**EXERCISE PROMPT**
Find the number of lines below in which the word "αsin" appears, and write that number only.

**EXTRACTED MATERIAL**
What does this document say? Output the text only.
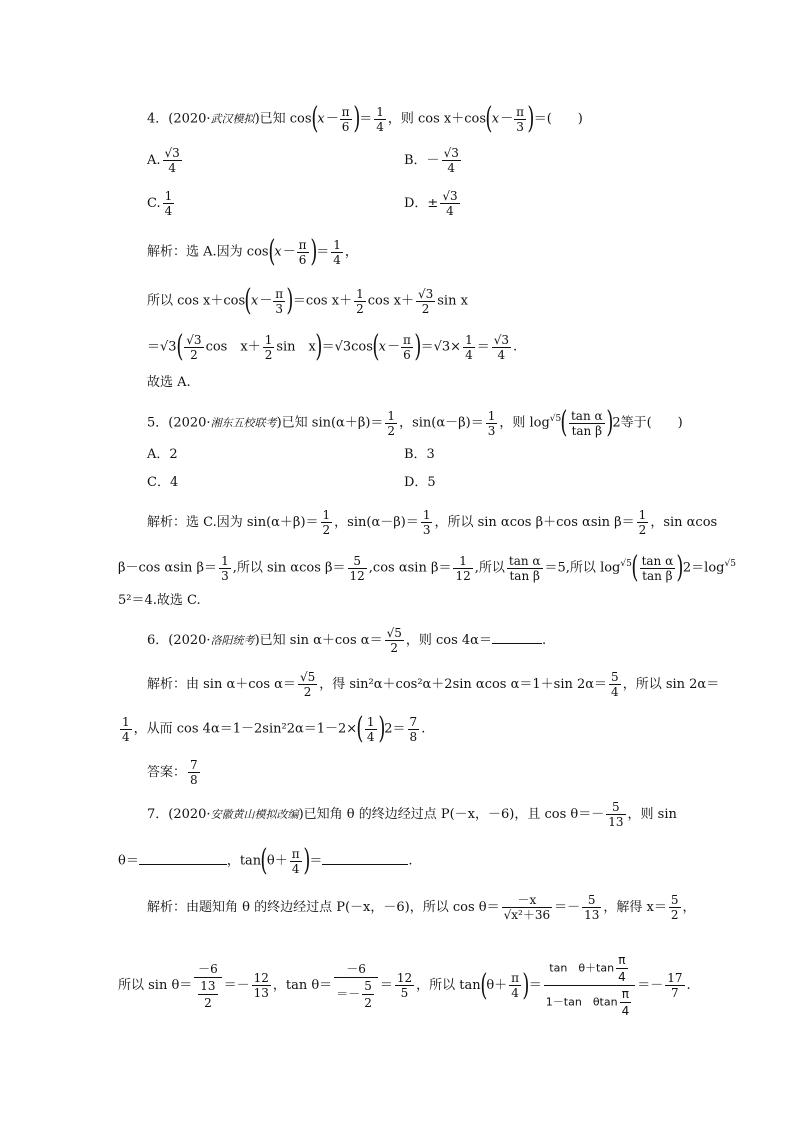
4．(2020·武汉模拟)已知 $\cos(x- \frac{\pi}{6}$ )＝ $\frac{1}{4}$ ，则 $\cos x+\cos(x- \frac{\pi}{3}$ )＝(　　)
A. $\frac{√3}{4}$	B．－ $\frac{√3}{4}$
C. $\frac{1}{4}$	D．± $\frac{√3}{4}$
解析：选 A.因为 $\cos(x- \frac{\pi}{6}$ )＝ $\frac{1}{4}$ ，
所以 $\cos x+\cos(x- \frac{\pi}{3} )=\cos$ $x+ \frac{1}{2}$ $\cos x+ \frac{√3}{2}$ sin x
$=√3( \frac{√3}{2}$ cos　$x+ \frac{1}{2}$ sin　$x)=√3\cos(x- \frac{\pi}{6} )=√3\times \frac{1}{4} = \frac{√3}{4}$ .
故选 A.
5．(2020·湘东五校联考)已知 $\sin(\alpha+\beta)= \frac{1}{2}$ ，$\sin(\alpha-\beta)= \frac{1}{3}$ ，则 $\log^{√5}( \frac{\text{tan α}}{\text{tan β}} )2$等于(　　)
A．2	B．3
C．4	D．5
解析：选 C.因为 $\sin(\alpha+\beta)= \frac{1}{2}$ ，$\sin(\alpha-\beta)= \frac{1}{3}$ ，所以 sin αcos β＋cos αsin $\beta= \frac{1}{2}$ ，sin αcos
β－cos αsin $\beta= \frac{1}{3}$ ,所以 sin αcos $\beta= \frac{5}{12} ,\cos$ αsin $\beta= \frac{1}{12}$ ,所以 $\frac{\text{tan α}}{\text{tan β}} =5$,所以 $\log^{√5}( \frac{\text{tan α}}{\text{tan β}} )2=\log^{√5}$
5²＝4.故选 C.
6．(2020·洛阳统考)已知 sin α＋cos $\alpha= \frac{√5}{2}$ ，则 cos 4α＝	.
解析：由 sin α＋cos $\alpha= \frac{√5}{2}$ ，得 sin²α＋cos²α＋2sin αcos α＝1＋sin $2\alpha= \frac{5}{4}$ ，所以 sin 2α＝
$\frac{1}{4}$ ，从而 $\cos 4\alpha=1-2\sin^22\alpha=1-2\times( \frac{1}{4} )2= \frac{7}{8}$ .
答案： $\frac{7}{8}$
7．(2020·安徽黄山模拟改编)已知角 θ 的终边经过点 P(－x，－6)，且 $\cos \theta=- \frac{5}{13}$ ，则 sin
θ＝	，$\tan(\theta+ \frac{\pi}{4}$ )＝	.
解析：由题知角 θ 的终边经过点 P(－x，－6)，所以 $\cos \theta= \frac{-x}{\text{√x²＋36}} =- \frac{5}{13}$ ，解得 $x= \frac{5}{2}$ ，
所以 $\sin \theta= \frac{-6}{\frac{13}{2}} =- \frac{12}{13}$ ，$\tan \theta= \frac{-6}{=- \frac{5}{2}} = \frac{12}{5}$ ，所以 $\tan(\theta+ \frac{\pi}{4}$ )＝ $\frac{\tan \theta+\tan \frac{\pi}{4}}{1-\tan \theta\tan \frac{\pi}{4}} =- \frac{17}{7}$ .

**SOLVED PROBLEM**
2